Determine how many lines carry the word "alors". Output that number only.

-- Start --

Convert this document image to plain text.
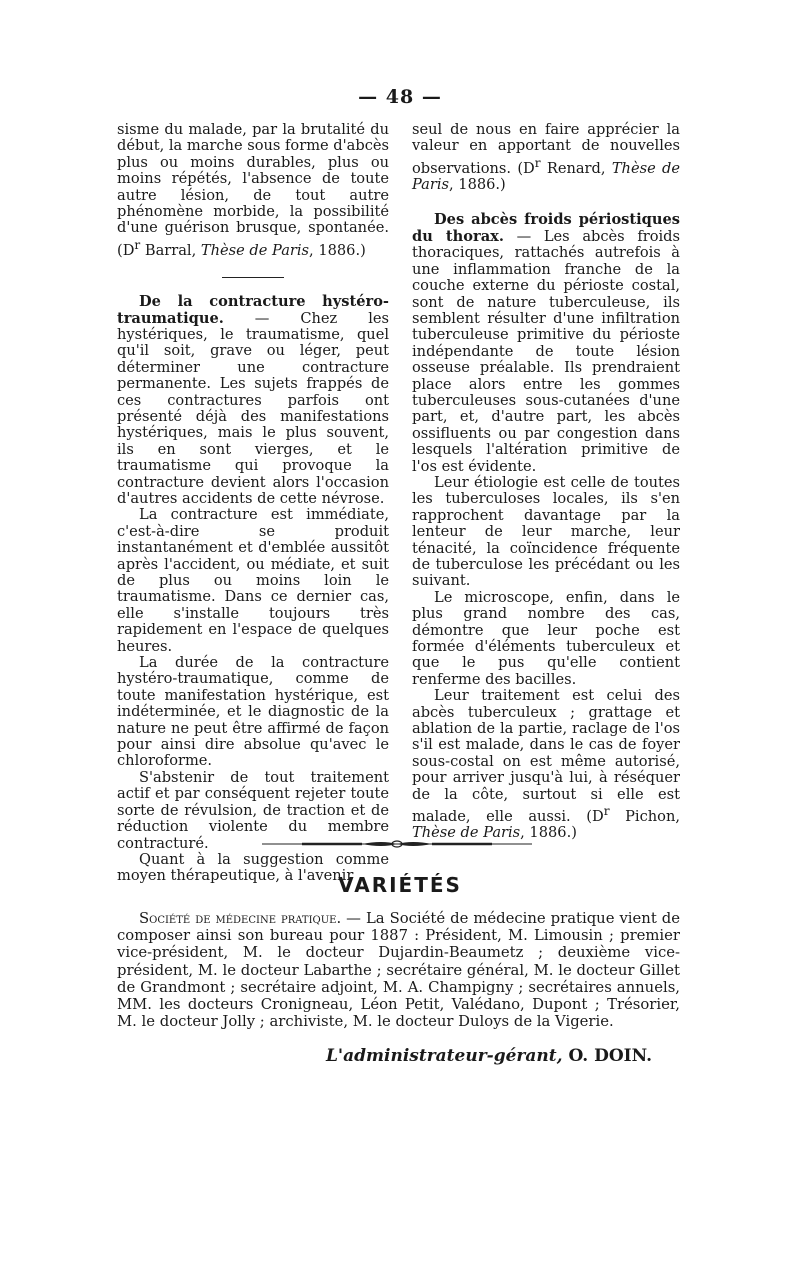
— 48 —

sisme du malade, par la brutalité du début, la marche sous forme d'abcès plus ou moins durables, plus ou moins répétés, l'absence de toute autre lésion, de tout autre phénomène morbide, la possibilité d'une guérison brusque, spontanée. ($D^r$ Barral, Thèse de Paris, 1886.)

De la contracture hystéro-traumatique. — Chez les hystériques, le traumatisme, quel qu'il soit, grave ou léger, peut déterminer une contracture permanente. Les sujets frappés de ces contractures parfois ont présenté déjà des manifestations hystériques, mais le plus souvent, ils en sont vierges, et le traumatisme qui provoque la contracture devient alors l'occasion d'autres accidents de cette névrose.

La contracture est immédiate, c'est-à-dire se produit instantanément et d'emblée aussitôt après l'accident, ou médiate, et suit de plus ou moins loin le traumatisme. Dans ce dernier cas, elle s'installe toujours très rapidement en l'espace de quelques heures.

La durée de la contracture hystéro-traumatique, comme de toute manifestation hystérique, est indéterminée, et le diagnostic de la nature ne peut être affirmé de façon pour ainsi dire absolue qu'avec le chloroforme.

S'abstenir de tout traitement actif et par conséquent rejeter toute sorte de révulsion, de traction et de réduction violente du membre contracturé.

Quant à la suggestion comme moyen thérapeutique, à l'avenir

seul de nous en faire apprécier la valeur en apportant de nouvelles observations. ($D^r$ Renard, Thèse de Paris, 1886.)

Des abcès froids périostiques du thorax. — Les abcès froids thoraciques, rattachés autrefois à une inflammation franche de la couche externe du périoste costal, sont de nature tuberculeuse, ils semblent résulter d'une infiltration tuberculeuse primitive du périoste indépendante de toute lésion osseuse préalable. Ils prendraient place alors entre les gommes tuberculeuses sous-cutanées d'une part, et, d'autre part, les abcès ossifluents ou par congestion dans lesquels l'altération primitive de l'os est évidente.

Leur étiologie est celle de toutes les tuberculoses locales, ils s'en rapprochent davantage par la lenteur de leur marche, leur ténacité, la coïncidence fréquente de tuberculose les précédant ou les suivant.

Le microscope, enfin, dans le plus grand nombre des cas, démontre que leur poche est formée d'éléments tuberculeux et que le pus qu'elle contient renferme des bacilles.

Leur traitement est celui des abcès tuberculeux ; grattage et ablation de la partie, raclage de l'os s'il est malade, dans le cas de foyer sous-costal on est même autorisé, pour arriver jusqu'à lui, à réséquer de la côte, surtout si elle est malade, elle aussi. ($D^r$ Pichon, Thèse de Paris, 1886.)

VARIÉTÉS

Société de médecine pratique. — La Société de médecine pratique vient de composer ainsi son bureau pour 1887 : Président, M. Limousin ; premier vice-président, M. le docteur Dujardin-Beaumetz ; deuxième vice-président, M. le docteur Labarthe ; secrétaire général, M. le docteur Gillet de Grandmont ; secrétaire adjoint, M. A. Champigny ; secrétaires annuels, MM. les docteurs Cronigneau, Léon Petit, Valédano, Dupont ; Trésorier, M. le docteur Jolly ; archiviste, M. le docteur Duloys de la Vigerie.

L'administrateur-gérant, O. DOIN.
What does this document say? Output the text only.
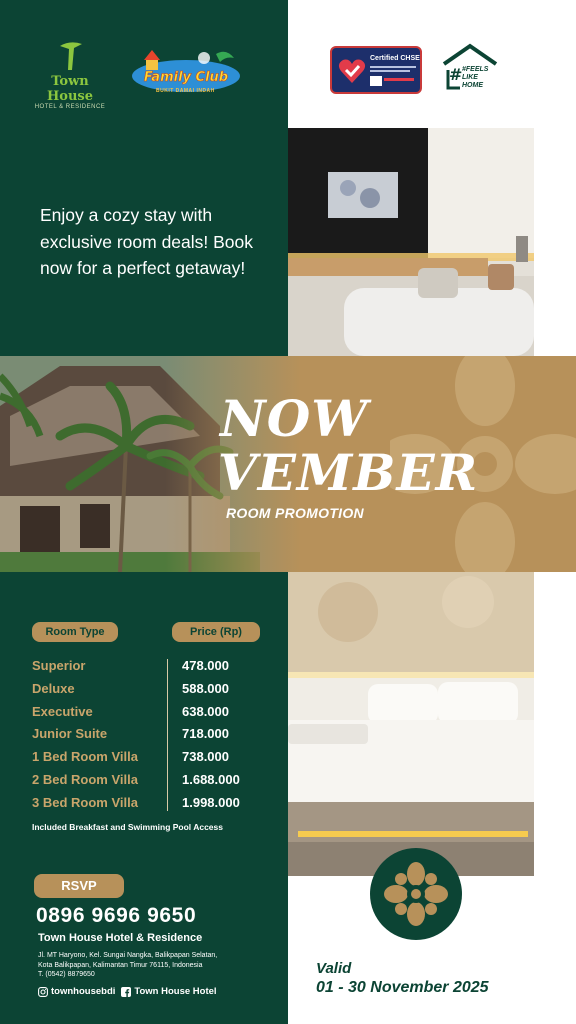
Town House
HOTEL & RESIDENCE
Family Club
BUKIT DAMAI INDAH
Certified CHSE
# #FEELS LIKE HOME
Enjoy a cozy stay with exclusive room deals! Book now for a perfect getaway!
NOW
VEMBER
ROOM PROMOTION
Room Type	Price (Rp)
Superior
Deluxe
Executive
Junior Suite
1 Bed Room Villa
2 Bed Room Villa
3 Bed Room Villa
478.000
588.000
638.000
718.000
738.000
1.688.000
1.998.000
Included Breakfast and Swimming Pool Access
RSVP
0896 9696 9650
Town House Hotel & Residence
Jl. MT Haryono, Kel. Sungai Nangka, Balikpapan Selatan,
Kota Balikpapan, Kalimantan Timur 76115, Indonesia
T. (0542) 8879650
townhousebdi Town House Hotel
Valid
01 - 30 November 2025
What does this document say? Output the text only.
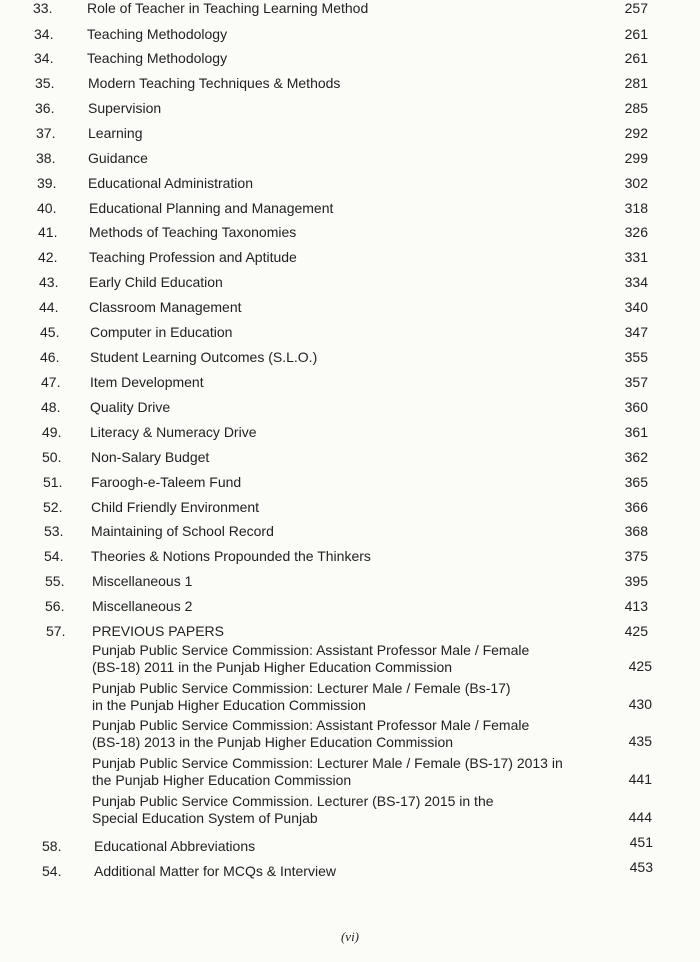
33.	Role of Teacher in Teaching Learning Method	257
34.	Teaching Methodology	261
34.	Teaching Methodology	261
35.	Modern Teaching Techniques & Methods	281
36.	Supervision	285
37.	Learning	292
38.	Guidance	299
39.	Educational Administration	302
40.	Educational Planning and Management	318
41.	Methods of Teaching Taxonomies	326
42.	Teaching Profession and Aptitude	331
43.	Early Child Education	334
44.	Classroom Management	340
45.	Computer in Education	347
46.	Student Learning Outcomes (S.L.O.)	355
47.	Item Development	357
48.	Quality Drive	360
49.	Literacy & Numeracy Drive	361
50.	Non-Salary Budget	362
51.	Faroogh-e-Taleem Fund	365
52.	Child Friendly Environment	366
53.	Maintaining of School Record	368
54.	Theories & Notions Propounded the Thinkers	375
55.	Miscellaneous 1	395
56.	Miscellaneous 2	413
57.	PREVIOUS PAPERS	425
Punjab Public Service Commission: Assistant Professor Male / Female
(BS-18) 2011 in the Punjab Higher Education Commission	425
Punjab Public Service Commission: Lecturer Male / Female (Bs-17)
in the Punjab Higher Education Commission	430
Punjab Public Service Commission: Assistant Professor Male / Female
(BS-18) 2013 in the Punjab Higher Education Commission	435
Punjab Public Service Commission: Lecturer Male / Female (BS-17) 2013 in
the Punjab Higher Education Commission	441
Punjab Public Service Commission. Lecturer (BS-17) 2015 in the
Special Education System of Punjab	444
58.	Educational Abbreviations	451
54.	Additional Matter for MCQs & Interview	453
(vi)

-- End --

**Completed task**
2